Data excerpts
▶

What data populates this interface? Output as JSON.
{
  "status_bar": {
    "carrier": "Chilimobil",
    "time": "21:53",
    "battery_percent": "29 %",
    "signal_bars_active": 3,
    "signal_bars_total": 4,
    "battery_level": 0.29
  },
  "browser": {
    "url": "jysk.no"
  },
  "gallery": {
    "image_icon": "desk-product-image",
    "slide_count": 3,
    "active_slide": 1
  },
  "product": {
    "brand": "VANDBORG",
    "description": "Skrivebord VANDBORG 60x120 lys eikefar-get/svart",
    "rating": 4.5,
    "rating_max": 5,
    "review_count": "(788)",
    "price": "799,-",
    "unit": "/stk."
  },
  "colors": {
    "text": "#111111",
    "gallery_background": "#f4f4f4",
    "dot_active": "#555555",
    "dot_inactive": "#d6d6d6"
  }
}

◀
▶

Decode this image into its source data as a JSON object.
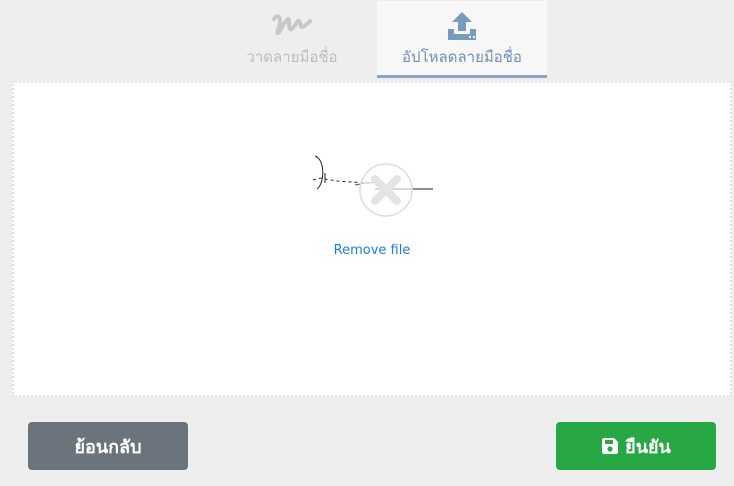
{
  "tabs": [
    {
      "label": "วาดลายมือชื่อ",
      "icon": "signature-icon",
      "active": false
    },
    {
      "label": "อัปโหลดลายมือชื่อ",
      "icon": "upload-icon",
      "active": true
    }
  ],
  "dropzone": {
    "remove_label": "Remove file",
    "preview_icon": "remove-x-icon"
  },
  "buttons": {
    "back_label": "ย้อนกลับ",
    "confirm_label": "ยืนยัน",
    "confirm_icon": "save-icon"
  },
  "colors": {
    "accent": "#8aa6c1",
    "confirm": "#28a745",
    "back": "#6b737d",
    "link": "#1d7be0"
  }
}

◀
▶

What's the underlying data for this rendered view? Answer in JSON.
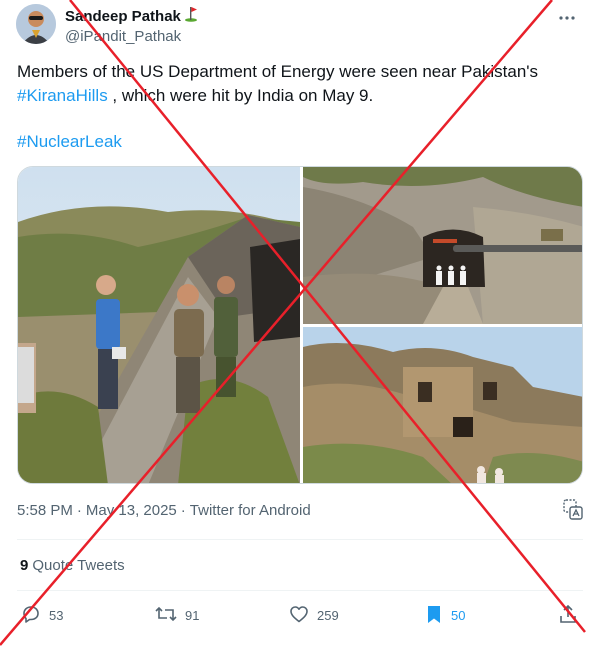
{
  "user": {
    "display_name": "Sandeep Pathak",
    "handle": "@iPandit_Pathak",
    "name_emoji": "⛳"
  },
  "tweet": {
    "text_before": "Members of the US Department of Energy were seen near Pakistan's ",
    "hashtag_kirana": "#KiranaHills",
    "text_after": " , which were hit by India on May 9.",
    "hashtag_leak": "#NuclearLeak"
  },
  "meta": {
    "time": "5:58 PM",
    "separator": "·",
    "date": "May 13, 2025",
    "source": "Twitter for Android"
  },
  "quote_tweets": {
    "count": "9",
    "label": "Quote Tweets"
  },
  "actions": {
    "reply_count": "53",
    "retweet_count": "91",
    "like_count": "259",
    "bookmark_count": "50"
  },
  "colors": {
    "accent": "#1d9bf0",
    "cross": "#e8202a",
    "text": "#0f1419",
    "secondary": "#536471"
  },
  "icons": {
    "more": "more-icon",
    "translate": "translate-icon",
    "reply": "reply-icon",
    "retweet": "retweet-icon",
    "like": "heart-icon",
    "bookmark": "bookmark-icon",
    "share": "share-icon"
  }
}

◀

Pull out all lines from the entries above in which the word "image" appears.

    "image_icon": "desk-product-image",
Decode this image into its source data as a JSON object.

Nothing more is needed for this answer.